[BEGIN MATERIAL FOR THIS EXERCISE]

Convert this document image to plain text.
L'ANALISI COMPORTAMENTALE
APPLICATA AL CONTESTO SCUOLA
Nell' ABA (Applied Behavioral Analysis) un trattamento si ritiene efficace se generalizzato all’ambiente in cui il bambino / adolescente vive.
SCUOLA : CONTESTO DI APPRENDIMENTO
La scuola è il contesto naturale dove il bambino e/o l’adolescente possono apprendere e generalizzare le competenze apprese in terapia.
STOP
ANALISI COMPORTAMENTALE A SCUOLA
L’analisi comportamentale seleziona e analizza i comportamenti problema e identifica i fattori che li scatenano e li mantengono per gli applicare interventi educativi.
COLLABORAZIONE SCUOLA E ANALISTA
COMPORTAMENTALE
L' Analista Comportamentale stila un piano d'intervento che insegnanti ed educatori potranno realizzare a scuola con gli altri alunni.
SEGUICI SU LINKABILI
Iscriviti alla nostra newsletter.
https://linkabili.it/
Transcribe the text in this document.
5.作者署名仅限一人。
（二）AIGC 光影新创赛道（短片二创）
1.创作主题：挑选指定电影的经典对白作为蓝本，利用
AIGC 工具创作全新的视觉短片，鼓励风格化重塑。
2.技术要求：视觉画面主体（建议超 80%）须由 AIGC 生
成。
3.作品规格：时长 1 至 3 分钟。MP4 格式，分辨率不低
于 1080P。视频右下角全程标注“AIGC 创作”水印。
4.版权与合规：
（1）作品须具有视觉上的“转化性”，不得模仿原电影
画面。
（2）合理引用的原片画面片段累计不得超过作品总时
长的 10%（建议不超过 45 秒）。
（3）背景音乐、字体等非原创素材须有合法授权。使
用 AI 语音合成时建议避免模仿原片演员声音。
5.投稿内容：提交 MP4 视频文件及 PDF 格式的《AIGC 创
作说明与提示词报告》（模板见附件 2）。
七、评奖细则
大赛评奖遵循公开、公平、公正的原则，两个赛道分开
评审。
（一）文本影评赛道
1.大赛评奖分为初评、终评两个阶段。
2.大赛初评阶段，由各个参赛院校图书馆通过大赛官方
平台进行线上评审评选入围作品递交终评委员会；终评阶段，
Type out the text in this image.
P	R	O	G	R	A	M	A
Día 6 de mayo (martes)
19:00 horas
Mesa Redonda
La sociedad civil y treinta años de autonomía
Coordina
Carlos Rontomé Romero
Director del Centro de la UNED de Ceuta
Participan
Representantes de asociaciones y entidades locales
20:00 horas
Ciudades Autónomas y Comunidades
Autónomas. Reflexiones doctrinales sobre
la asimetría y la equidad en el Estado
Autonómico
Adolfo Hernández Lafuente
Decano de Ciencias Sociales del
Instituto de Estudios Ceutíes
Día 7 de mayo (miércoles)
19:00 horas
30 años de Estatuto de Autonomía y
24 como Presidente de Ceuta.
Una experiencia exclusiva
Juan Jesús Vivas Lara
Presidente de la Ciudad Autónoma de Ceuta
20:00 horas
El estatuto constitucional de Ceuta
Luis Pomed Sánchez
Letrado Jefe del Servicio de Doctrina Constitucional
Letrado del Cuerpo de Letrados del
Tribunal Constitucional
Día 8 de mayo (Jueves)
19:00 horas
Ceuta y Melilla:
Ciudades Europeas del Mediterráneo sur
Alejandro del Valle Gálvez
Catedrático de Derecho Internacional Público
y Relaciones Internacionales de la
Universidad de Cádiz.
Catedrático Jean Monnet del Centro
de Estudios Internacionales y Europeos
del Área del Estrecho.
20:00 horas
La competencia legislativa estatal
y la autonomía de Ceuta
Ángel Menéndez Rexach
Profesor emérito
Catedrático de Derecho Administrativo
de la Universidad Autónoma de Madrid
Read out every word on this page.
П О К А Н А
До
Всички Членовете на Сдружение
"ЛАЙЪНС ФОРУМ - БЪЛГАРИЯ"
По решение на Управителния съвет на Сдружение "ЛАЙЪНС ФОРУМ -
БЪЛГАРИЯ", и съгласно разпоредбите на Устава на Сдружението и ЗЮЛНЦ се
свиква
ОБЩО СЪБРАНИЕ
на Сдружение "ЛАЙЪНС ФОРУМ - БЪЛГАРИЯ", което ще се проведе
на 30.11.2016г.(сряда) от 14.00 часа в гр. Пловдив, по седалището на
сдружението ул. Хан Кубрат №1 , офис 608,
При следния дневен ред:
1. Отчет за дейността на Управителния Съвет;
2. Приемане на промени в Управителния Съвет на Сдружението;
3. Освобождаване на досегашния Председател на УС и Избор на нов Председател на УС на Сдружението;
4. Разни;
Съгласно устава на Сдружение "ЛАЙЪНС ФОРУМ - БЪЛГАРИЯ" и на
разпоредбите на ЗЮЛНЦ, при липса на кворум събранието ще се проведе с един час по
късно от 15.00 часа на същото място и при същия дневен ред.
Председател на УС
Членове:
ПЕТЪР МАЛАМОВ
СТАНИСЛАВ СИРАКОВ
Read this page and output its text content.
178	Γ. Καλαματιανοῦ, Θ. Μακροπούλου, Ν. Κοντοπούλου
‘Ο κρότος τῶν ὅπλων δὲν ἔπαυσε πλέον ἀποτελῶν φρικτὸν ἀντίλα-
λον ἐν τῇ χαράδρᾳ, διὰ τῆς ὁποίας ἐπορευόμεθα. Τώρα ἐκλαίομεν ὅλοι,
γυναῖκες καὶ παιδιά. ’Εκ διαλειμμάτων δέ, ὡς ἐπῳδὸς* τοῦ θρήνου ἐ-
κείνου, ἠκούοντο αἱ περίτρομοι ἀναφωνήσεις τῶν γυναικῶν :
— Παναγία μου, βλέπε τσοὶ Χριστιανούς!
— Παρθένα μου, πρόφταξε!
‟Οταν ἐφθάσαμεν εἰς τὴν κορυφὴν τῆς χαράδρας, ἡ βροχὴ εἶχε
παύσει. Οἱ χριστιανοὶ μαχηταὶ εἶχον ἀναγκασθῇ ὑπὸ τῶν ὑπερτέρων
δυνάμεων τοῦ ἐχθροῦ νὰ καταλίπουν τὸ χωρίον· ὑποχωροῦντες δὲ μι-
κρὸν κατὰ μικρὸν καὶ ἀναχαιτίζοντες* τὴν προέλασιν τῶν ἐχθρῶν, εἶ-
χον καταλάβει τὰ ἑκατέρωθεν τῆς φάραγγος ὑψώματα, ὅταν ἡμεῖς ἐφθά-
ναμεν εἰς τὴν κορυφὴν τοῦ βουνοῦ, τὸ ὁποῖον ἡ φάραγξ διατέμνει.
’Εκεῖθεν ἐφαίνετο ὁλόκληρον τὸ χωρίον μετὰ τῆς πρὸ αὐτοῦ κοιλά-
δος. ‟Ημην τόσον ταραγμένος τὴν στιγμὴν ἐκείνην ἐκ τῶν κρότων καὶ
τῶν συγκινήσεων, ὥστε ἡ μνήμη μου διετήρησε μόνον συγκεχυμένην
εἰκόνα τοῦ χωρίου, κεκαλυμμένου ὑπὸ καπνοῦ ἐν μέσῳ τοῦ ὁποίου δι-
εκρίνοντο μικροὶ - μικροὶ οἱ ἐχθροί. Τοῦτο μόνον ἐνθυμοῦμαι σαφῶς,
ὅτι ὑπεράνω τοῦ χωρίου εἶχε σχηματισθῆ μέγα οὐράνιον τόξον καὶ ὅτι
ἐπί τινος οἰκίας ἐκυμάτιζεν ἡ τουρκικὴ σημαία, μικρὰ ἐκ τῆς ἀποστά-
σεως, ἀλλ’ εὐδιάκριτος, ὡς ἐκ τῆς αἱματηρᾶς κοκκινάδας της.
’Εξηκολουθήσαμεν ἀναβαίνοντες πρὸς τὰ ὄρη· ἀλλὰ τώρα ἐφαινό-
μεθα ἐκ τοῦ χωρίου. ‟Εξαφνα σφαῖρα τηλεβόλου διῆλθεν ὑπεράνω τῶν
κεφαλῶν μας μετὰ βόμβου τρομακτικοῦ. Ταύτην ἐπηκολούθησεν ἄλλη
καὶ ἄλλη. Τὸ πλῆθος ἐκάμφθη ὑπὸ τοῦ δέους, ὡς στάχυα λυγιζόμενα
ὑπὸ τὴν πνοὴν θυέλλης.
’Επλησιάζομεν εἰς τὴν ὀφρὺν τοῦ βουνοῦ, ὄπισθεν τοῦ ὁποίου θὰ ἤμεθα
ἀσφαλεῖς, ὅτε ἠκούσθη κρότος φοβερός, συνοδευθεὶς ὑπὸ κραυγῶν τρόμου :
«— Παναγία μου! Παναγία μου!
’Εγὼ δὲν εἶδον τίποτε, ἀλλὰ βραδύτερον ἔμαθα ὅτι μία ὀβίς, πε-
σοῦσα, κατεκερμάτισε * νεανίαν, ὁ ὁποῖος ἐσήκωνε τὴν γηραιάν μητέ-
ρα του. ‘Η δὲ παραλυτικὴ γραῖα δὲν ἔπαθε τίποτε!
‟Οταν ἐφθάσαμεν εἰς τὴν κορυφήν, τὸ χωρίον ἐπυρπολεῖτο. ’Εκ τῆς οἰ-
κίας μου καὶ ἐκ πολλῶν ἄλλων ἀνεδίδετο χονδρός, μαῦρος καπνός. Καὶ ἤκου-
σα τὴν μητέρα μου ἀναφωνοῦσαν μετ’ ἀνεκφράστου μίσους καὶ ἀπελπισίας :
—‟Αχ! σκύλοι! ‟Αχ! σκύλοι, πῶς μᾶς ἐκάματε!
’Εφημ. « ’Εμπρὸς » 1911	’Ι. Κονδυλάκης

[END MATERIAL FOR THIS EXERCISE]

* **GIVEN TASK**: Which lines hold the word "ἄλλη"? Show each one.

* **EXERCISE ANSWER**:
κεφαλῶν μας μετὰ βόμβου τρομακτικοῦ. Ταύτην ἐπηκολούθησεν ἄλλη
καὶ ἄλλη. Τὸ πλῆθος ἐκάμφθη ὑπὸ τοῦ δέους, ὡς στάχυα λυγιζόμενα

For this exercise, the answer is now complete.